[DIRECTIONS]: Present the following entries again, word for word and in full.

[RECORDS FOR THE EXERCISE]:
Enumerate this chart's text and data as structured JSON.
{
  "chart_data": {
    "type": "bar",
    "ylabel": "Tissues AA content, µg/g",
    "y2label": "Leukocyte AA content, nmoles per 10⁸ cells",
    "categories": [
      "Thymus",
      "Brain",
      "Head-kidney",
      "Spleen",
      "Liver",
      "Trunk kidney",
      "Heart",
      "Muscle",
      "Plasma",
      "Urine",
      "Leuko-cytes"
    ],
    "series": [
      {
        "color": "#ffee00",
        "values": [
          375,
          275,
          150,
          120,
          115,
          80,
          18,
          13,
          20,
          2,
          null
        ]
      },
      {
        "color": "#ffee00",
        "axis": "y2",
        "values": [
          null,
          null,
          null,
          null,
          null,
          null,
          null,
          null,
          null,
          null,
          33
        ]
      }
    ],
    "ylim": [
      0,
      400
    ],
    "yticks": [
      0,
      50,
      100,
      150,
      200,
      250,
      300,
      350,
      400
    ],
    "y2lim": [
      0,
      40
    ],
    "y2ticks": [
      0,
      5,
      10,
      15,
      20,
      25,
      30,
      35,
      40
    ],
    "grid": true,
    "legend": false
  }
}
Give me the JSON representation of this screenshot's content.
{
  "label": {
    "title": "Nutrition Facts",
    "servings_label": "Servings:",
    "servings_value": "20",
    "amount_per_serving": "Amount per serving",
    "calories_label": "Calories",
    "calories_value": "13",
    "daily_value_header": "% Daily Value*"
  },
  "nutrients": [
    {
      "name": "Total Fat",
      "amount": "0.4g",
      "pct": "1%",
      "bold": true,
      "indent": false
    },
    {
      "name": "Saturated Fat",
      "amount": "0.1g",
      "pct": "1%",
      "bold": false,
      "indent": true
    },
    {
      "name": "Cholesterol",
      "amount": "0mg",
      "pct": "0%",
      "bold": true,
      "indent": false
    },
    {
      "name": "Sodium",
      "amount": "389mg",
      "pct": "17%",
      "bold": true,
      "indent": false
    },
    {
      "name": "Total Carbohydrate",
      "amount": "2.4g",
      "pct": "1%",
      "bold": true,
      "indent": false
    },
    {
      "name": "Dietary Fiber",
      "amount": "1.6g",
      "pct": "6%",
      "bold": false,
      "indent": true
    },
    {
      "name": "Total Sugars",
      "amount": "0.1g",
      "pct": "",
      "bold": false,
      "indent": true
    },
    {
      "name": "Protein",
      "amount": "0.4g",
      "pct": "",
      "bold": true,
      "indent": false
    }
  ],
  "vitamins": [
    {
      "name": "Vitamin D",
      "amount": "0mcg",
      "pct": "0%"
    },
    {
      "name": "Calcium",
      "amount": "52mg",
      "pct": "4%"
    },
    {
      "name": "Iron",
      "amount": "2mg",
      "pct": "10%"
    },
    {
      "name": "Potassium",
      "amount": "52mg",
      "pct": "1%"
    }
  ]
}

[RESPONSE TO THE TASK]:
Enumerate this chart's text and data as structured JSON.
{
  "chart_data": {
    "type": "bar",
    "ylabel": "Tissues AA content, µg/g",
    "y2label": "Leukocyte AA content, nmoles per 10⁸ cells",
    "categories": [
      "Thymus",
      "Brain",
      "Head-kidney",
      "Spleen",
      "Liver",
      "Trunk kidney",
      "Heart",
      "Muscle",
      "Plasma",
      "Urine",
      "Leuko-cytes"
    ],
    "series": [
      {
        "color": "#ffee00",
        "values": [
          375,
          275,
          150,
          120,
          115,
          80,
          18,
          13,
          20,
          2,
          null
        ]
      },
      {
        "color": "#ffee00",
        "axis": "y2",
        "values": [
          null,
          null,
          null,
          null,
          null,
          null,
          null,
          null,
          null,
          null,
          33
        ]
      }
    ],
    "ylim": [
      0,
      400
    ],
    "yticks": [
      0,
      50,
      100,
      150,
      200,
      250,
      300,
      350,
      400
    ],
    "y2lim": [
      0,
      40
    ],
    "y2ticks": [
      0,
      5,
      10,
      15,
      20,
      25,
      30,
      35,
      40
    ],
    "grid": true,
    "legend": false
  }
}
Give me the JSON representation of this screenshot's content.
{
  "label": {
    "title": "Nutrition Facts",
    "servings_label": "Servings:",
    "servings_value": "20",
    "amount_per_serving": "Amount per serving",
    "calories_label": "Calories",
    "calories_value": "13",
    "daily_value_header": "% Daily Value*"
  },
  "nutrients": [
    {
      "name": "Total Fat",
      "amount": "0.4g",
      "pct": "1%",
      "bold": true,
      "indent": false
    },
    {
      "name": "Saturated Fat",
      "amount": "0.1g",
      "pct": "1%",
      "bold": false,
      "indent": true
    },
    {
      "name": "Cholesterol",
      "amount": "0mg",
      "pct": "0%",
      "bold": true,
      "indent": false
    },
    {
      "name": "Sodium",
      "amount": "389mg",
      "pct": "17%",
      "bold": true,
      "indent": false
    },
    {
      "name": "Total Carbohydrate",
      "amount": "2.4g",
      "pct": "1%",
      "bold": true,
      "indent": false
    },
    {
      "name": "Dietary Fiber",
      "amount": "1.6g",
      "pct": "6%",
      "bold": false,
      "indent": true
    },
    {
      "name": "Total Sugars",
      "amount": "0.1g",
      "pct": "",
      "bold": false,
      "indent": true
    },
    {
      "name": "Protein",
      "amount": "0.4g",
      "pct": "",
      "bold": true,
      "indent": false
    }
  ],
  "vitamins": [
    {
      "name": "Vitamin D",
      "amount": "0mcg",
      "pct": "0%"
    },
    {
      "name": "Calcium",
      "amount": "52mg",
      "pct": "4%"
    },
    {
      "name": "Iron",
      "amount": "2mg",
      "pct": "10%"
    },
    {
      "name": "Potassium",
      "amount": "52mg",
      "pct": "1%"
    }
  ]
}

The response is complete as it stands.